DIRECTION — Write out each line word for word. Drop pictures.

─── EXERCISE MATERIAL ───

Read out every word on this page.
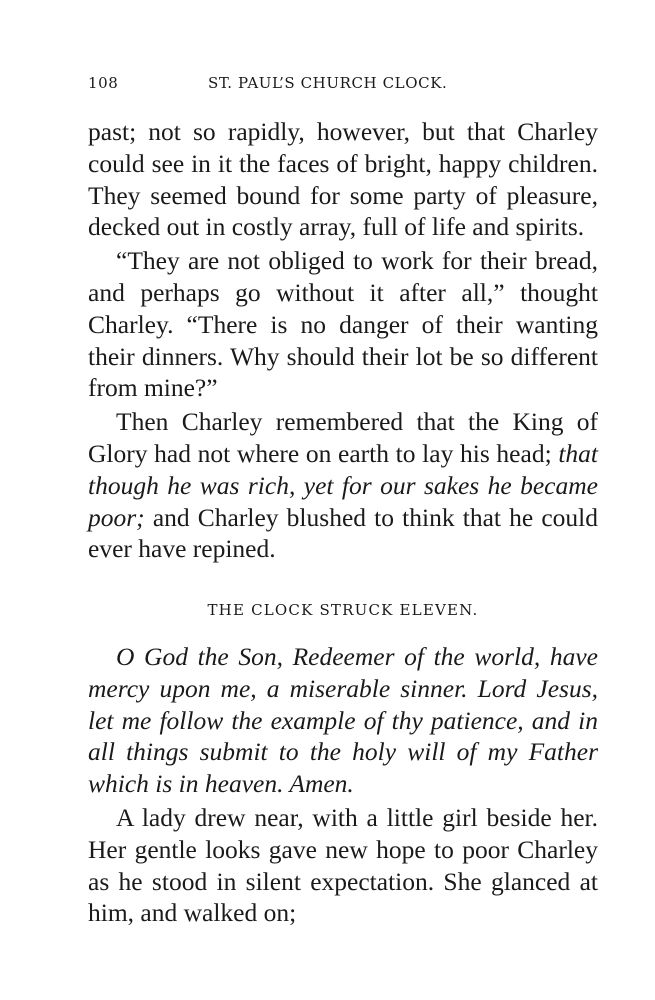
108	ST. PAUL’S CHURCH CLOCK.

past; not so rapidly, however, but that Charley could see in it the faces of bright, happy children. They seemed bound for some party of pleasure, decked out in costly array, full of life and spirits.

“They are not obliged to work for their bread, and perhaps go without it after all,” thought Charley. “There is no danger of their wanting their dinners. Why should their lot be so different from mine?”

Then Charley remembered that the King of Glory had not where on earth to lay his head; that though he was rich, yet for our sakes he became poor; and Charley blushed to think that he could ever have repined.

THE CLOCK STRUCK ELEVEN.

O God the Son, Redeemer of the world, have mercy upon me, a miserable sinner. Lord Jesus, let me follow the example of thy patience, and in all things submit to the holy will of my Father which is in heaven. Amen.

A lady drew near, with a little girl beside her. Her gentle looks gave new hope to poor Charley as he stood in silent expectation. She glanced at him, and walked on;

───

SOLUTION TO THIS PROBLEM —
Read out every word on this page.
108	ST. PAUL’S CHURCH CLOCK.

past; not so rapidly, however, but that Charley could see in it the faces of bright, happy children. They seemed bound for some party of pleasure, decked out in costly array, full of life and spirits.

“They are not obliged to work for their bread, and perhaps go without it after all,” thought Charley. “There is no danger of their wanting their dinners. Why should their lot be so different from mine?”

Then Charley remembered that the King of Glory had not where on earth to lay his head; that though he was rich, yet for our sakes he became poor; and Charley blushed to think that he could ever have repined.

THE CLOCK STRUCK ELEVEN.

O God the Son, Redeemer of the world, have mercy upon me, a miserable sinner. Lord Jesus, let me follow the example of thy patience, and in all things submit to the holy will of my Father which is in heaven. Amen.

A lady drew near, with a little girl beside her. Her gentle looks gave new hope to poor Charley as he stood in silent expectation. She glanced at him, and walked on;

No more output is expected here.